**Task**.
Look through the material below. Copy each line that contains the string "Nacional".

--- start of Stored data ---

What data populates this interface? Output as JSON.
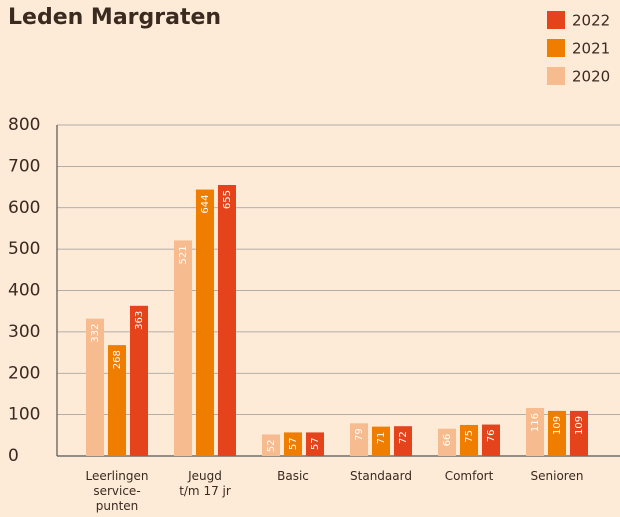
{
  "chart_data": {
    "type": "bar",
    "title": "Leden Margraten",
    "categories": [
      "Leerlingen\nservice-\npunten",
      "Jeugd\nt/m 17 jr",
      "Basic",
      "Standaard",
      "Comfort",
      "Senioren"
    ],
    "series": [
      {
        "name": "2020",
        "color": "#f7bb90",
        "values": [
          332,
          521,
          52,
          79,
          66,
          116
        ]
      },
      {
        "name": "2021",
        "color": "#ee7d00",
        "values": [
          268,
          644,
          57,
          71,
          75,
          109
        ]
      },
      {
        "name": "2022",
        "color": "#e5431c",
        "values": [
          363,
          655,
          57,
          72,
          76,
          109
        ]
      }
    ],
    "ylim": [
      0,
      800
    ],
    "yticks": [
      0,
      100,
      200,
      300,
      400,
      500,
      600,
      700,
      800
    ],
    "grid": true
  }
}
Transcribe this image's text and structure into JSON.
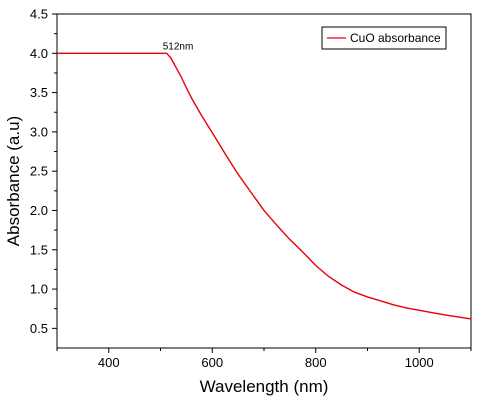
{
  "chart_data": {
    "type": "line",
    "title": "",
    "xlabel": "Wavelength (nm)",
    "ylabel": "Absorbance (a.u)",
    "xlim": [
      300,
      1100
    ],
    "ylim": [
      0.25,
      4.5
    ],
    "x_ticks": [
      400,
      600,
      800,
      1000
    ],
    "x_tick_labels": [
      "400",
      "600",
      "800",
      "1000"
    ],
    "y_ticks": [
      0.5,
      1.0,
      1.5,
      2.0,
      2.5,
      3.0,
      3.5,
      4.0,
      4.5
    ],
    "y_tick_labels": [
      "0.5",
      "1.0",
      "1.5",
      "2.0",
      "2.5",
      "3.0",
      "3.5",
      "4.0",
      "4.5"
    ],
    "grid": false,
    "legend_position": "top-right",
    "series": [
      {
        "name": "CuO absorbance",
        "color": "#e8000b",
        "x": [
          300,
          350,
          400,
          450,
          500,
          512,
          520,
          530,
          540,
          550,
          560,
          580,
          600,
          625,
          650,
          675,
          700,
          725,
          750,
          775,
          800,
          825,
          850,
          875,
          900,
          925,
          950,
          975,
          1000,
          1025,
          1050,
          1075,
          1100
        ],
        "y": [
          4.0,
          4.0,
          4.0,
          4.0,
          4.0,
          4.0,
          3.94,
          3.82,
          3.7,
          3.56,
          3.43,
          3.2,
          2.99,
          2.72,
          2.46,
          2.23,
          2.0,
          1.81,
          1.63,
          1.47,
          1.3,
          1.16,
          1.05,
          0.96,
          0.9,
          0.85,
          0.8,
          0.76,
          0.73,
          0.7,
          0.67,
          0.645,
          0.62
        ]
      }
    ],
    "annotations": [
      {
        "text": "512nm",
        "x": 512,
        "y": 4.0
      }
    ]
  }
}
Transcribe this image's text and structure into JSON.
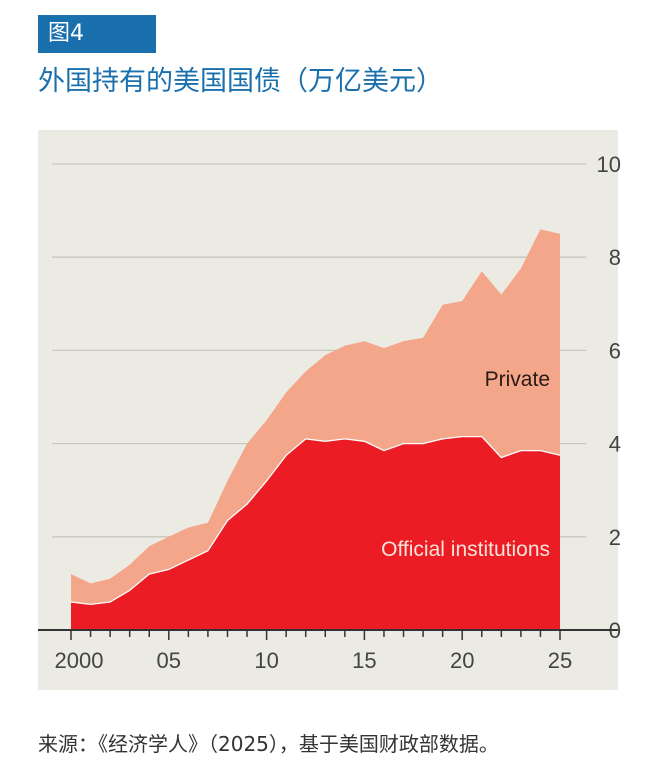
{
  "badge": "图4",
  "title": "外国持有的美国国债（万亿美元）",
  "source": "来源：《经济学人》（2025），基于美国财政部数据。",
  "colors": {
    "brand": "#1a6fad",
    "official": "#ec1c24",
    "private": "#f4a68b",
    "background": "#ecebe3"
  },
  "chart_data": {
    "type": "area",
    "stacked": true,
    "x": [
      2000,
      2001,
      2002,
      2003,
      2004,
      2005,
      2006,
      2007,
      2008,
      2009,
      2010,
      2011,
      2012,
      2013,
      2014,
      2015,
      2016,
      2017,
      2018,
      2019,
      2020,
      2021,
      2022,
      2023,
      2024,
      2025
    ],
    "series": [
      {
        "name": "Official institutions",
        "values": [
          0.6,
          0.55,
          0.6,
          0.85,
          1.2,
          1.3,
          1.5,
          1.7,
          2.35,
          2.7,
          3.2,
          3.75,
          4.1,
          4.05,
          4.1,
          4.05,
          3.85,
          4.0,
          4.0,
          4.1,
          4.15,
          4.15,
          3.7,
          3.85,
          3.85,
          3.75
        ]
      },
      {
        "name": "Private",
        "values": [
          0.6,
          0.45,
          0.5,
          0.55,
          0.6,
          0.7,
          0.7,
          0.6,
          0.85,
          1.3,
          1.3,
          1.35,
          1.45,
          1.85,
          2.0,
          2.15,
          2.2,
          2.2,
          2.27,
          2.88,
          2.91,
          3.55,
          3.5,
          3.91,
          4.75,
          4.75
        ]
      }
    ],
    "totals_note_free": true,
    "ylim": [
      0,
      10
    ],
    "yticks": [
      "0",
      "2",
      "4",
      "6",
      "8",
      "10"
    ],
    "xticks": [
      "2000",
      "05",
      "10",
      "15",
      "20",
      "25"
    ],
    "xlim": [
      2000,
      2025
    ],
    "y_axis_side": "right",
    "grid": true,
    "labels": {
      "private": "Private",
      "official": "Official institutions"
    }
  }
}
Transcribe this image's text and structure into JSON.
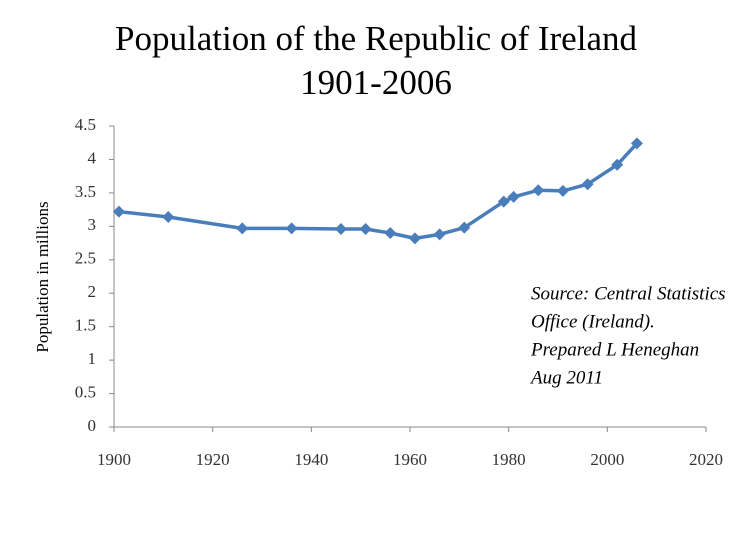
{
  "chart_data": {
    "type": "line",
    "title": [
      "Population of the Republic of Ireland",
      "1901-2006"
    ],
    "y_label": "Population in millions",
    "annotation": [
      "Source: Central Statistics",
      "Office (Ireland).",
      "Prepared L Heneghan",
      "Aug 2011"
    ],
    "x": [
      1901,
      1911,
      1926,
      1936,
      1946,
      1951,
      1956,
      1961,
      1966,
      1971,
      1979,
      1981,
      1986,
      1991,
      1996,
      2002,
      2006
    ],
    "values": [
      3.22,
      3.14,
      2.97,
      2.97,
      2.96,
      2.96,
      2.9,
      2.82,
      2.88,
      2.98,
      3.37,
      3.44,
      3.54,
      3.53,
      3.63,
      3.92,
      4.24
    ],
    "color": "#4a7ebb",
    "xlim": [
      1900,
      2020
    ],
    "xticks": [
      1900,
      1920,
      1940,
      1960,
      1980,
      2000,
      2020
    ],
    "ylim": [
      0,
      4.5
    ],
    "yticks": [
      0,
      0.5,
      1,
      1.5,
      2,
      2.5,
      3,
      3.5,
      4,
      4.5
    ],
    "grid": false
  }
}
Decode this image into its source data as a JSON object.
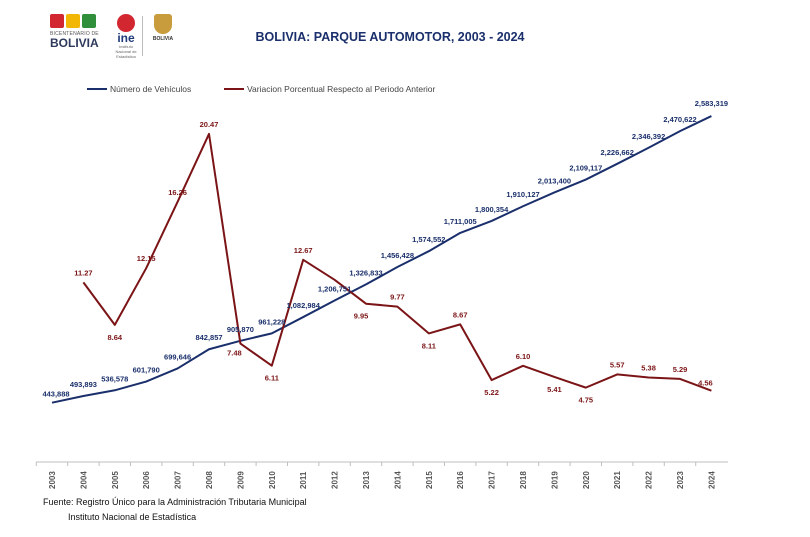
{
  "header": {
    "title": "BOLIVIA: PARQUE AUTOMOTOR, 2003 - 2024",
    "logos": {
      "bicentenario_small": "BICENTENARIO DE",
      "bicentenario": "BOLIVIA",
      "ine": "ine",
      "ine_sub": "Instituto Nacional de Estadística",
      "estado": "BOLIVIA"
    }
  },
  "colors": {
    "vehicles": "#1a2f6b",
    "variation": "#7b1416",
    "title": "#1a2f6b"
  },
  "chart_data": {
    "type": "line",
    "title": "BOLIVIA: PARQUE AUTOMOTOR, 2003 - 2024",
    "xlabel": "",
    "ylabel": "",
    "grid": false,
    "legend_position": "top-left",
    "categories": [
      "2003",
      "2004",
      "2005",
      "2006",
      "2007",
      "2008",
      "2009",
      "2010",
      "2011",
      "2012",
      "2013",
      "2014",
      "2015",
      "2016",
      "2017",
      "2018",
      "2019",
      "2020",
      "2021",
      "2022",
      "2023",
      "2024"
    ],
    "series": [
      {
        "name": "Número de Vehículos",
        "axis": "left",
        "values": [
          443888,
          493893,
          536578,
          601790,
          699646,
          842857,
          905870,
          961228,
          1082984,
          1206751,
          1326833,
          1456428,
          1574552,
          1711005,
          1800354,
          1910127,
          2013400,
          2109117,
          2226662,
          2346392,
          2470622,
          2583319
        ],
        "labels": [
          "443,888",
          "493,893",
          "536,578",
          "601,790",
          "699,646",
          "842,857",
          "905,870",
          "961,228",
          "1,082,984",
          "1,206,751",
          "1,326,833",
          "1,456,428",
          "1,574,552",
          "1,711,005",
          "1,800,354",
          "1,910,127",
          "2,013,400",
          "2,109,117",
          "2,226,662",
          "2,346,392",
          "2,470,622",
          "2,583,319"
        ]
      },
      {
        "name": "Variacion Porcentual Respecto al Periodo Anterior",
        "axis": "right",
        "values": [
          null,
          11.27,
          8.64,
          12.15,
          16.26,
          20.47,
          7.48,
          6.11,
          12.67,
          11.43,
          9.95,
          9.77,
          8.11,
          8.67,
          5.22,
          6.1,
          5.41,
          4.75,
          5.57,
          5.38,
          5.29,
          4.56
        ],
        "labels": [
          "",
          "11.27",
          "8.64",
          "12.15",
          "16.26",
          "20.47",
          "7.48",
          "6.11",
          "12.67",
          "",
          "9.95",
          "9.77",
          "8.11",
          "8.67",
          "5.22",
          "6.10",
          "5.41",
          "4.75",
          "5.57",
          "5.38",
          "5.29",
          "4.56"
        ]
      }
    ]
  },
  "source": {
    "line1": "Fuente: Registro Único para la Administración Tributaria Municipal",
    "line2": "Instituto Nacional de Estadística"
  }
}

--- end of Stored data ---

**Full solution**.
      "ine_sub": "Instituto Nacional de Estadística",
    "line2": "Instituto Nacional de Estadística"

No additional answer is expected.